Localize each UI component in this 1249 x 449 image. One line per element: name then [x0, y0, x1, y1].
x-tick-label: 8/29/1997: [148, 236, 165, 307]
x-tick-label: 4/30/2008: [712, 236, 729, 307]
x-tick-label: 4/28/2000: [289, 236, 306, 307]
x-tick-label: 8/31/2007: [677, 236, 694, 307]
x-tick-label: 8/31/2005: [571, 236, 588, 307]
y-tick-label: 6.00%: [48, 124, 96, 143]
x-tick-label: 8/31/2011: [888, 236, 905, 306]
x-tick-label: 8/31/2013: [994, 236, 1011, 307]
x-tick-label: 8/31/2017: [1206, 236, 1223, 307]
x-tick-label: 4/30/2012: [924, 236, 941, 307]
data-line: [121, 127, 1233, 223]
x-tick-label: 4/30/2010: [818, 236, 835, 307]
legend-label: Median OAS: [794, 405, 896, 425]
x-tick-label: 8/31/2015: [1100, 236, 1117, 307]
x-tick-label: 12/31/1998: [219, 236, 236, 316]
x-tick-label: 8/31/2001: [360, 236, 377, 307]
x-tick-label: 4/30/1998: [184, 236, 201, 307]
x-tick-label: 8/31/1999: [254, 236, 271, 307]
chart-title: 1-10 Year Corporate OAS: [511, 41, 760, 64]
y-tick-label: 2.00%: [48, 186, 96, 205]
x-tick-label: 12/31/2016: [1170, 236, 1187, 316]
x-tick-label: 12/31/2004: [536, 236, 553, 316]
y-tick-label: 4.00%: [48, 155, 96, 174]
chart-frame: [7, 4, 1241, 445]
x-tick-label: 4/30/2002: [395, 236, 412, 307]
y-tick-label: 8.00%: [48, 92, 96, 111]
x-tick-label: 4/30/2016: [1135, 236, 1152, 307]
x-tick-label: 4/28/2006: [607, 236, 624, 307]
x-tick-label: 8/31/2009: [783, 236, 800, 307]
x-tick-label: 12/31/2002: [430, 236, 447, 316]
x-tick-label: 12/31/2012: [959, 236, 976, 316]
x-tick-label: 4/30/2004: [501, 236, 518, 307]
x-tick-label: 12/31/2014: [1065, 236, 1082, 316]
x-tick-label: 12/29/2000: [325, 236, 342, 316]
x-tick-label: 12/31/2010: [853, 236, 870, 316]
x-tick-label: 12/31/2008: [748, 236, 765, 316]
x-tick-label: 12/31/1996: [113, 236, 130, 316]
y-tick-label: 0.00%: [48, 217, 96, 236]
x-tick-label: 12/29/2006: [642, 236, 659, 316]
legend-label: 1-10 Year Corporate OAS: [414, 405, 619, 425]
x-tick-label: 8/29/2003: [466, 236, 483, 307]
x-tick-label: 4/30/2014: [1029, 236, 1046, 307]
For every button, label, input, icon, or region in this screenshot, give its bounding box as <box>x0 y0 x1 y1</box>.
=====
WORK TO COMPLETE — Substitute "key-label" for every "legend-label" in the items above and give them again with nothing else changed.

WRITTEN SOLUTION —
Localize each UI component in this 1249 x 449 image. One line per element: name then [x0, y0, x1, y1].
x-tick-label: 8/29/1997: [148, 236, 165, 307]
x-tick-label: 4/30/2008: [712, 236, 729, 307]
x-tick-label: 4/28/2000: [289, 236, 306, 307]
x-tick-label: 8/31/2007: [677, 236, 694, 307]
x-tick-label: 8/31/2005: [571, 236, 588, 307]
y-tick-label: 6.00%: [48, 124, 96, 143]
x-tick-label: 8/31/2011: [888, 236, 905, 306]
x-tick-label: 8/31/2013: [994, 236, 1011, 307]
x-tick-label: 8/31/2017: [1206, 236, 1223, 307]
x-tick-label: 4/30/2012: [924, 236, 941, 307]
data-line: [121, 127, 1233, 223]
x-tick-label: 4/30/2010: [818, 236, 835, 307]
key-label: Median OAS: [794, 405, 896, 425]
x-tick-label: 8/31/2015: [1100, 236, 1117, 307]
x-tick-label: 12/31/1998: [219, 236, 236, 316]
x-tick-label: 8/31/2001: [360, 236, 377, 307]
x-tick-label: 4/30/1998: [184, 236, 201, 307]
x-tick-label: 8/31/1999: [254, 236, 271, 307]
chart-title: 1-10 Year Corporate OAS: [511, 41, 760, 64]
y-tick-label: 2.00%: [48, 186, 96, 205]
x-tick-label: 12/31/2016: [1170, 236, 1187, 316]
x-tick-label: 12/31/2004: [536, 236, 553, 316]
y-tick-label: 4.00%: [48, 155, 96, 174]
chart-frame: [7, 4, 1241, 445]
x-tick-label: 4/30/2002: [395, 236, 412, 307]
y-tick-label: 8.00%: [48, 92, 96, 111]
x-tick-label: 4/30/2016: [1135, 236, 1152, 307]
x-tick-label: 4/28/2006: [607, 236, 624, 307]
x-tick-label: 8/31/2009: [783, 236, 800, 307]
x-tick-label: 12/31/2002: [430, 236, 447, 316]
x-tick-label: 12/31/2012: [959, 236, 976, 316]
x-tick-label: 4/30/2004: [501, 236, 518, 307]
x-tick-label: 12/31/2014: [1065, 236, 1082, 316]
x-tick-label: 12/29/2000: [325, 236, 342, 316]
x-tick-label: 12/31/2010: [853, 236, 870, 316]
x-tick-label: 12/31/2008: [748, 236, 765, 316]
x-tick-label: 12/31/1996: [113, 236, 130, 316]
y-tick-label: 0.00%: [48, 217, 96, 236]
x-tick-label: 12/29/2006: [642, 236, 659, 316]
key-label: 1-10 Year Corporate OAS: [414, 405, 619, 425]
x-tick-label: 8/29/2003: [466, 236, 483, 307]
x-tick-label: 4/30/2014: [1029, 236, 1046, 307]
For every button, label, input, icon, or region in this screenshot, give its bounding box as <box>x0 y0 x1 y1</box>.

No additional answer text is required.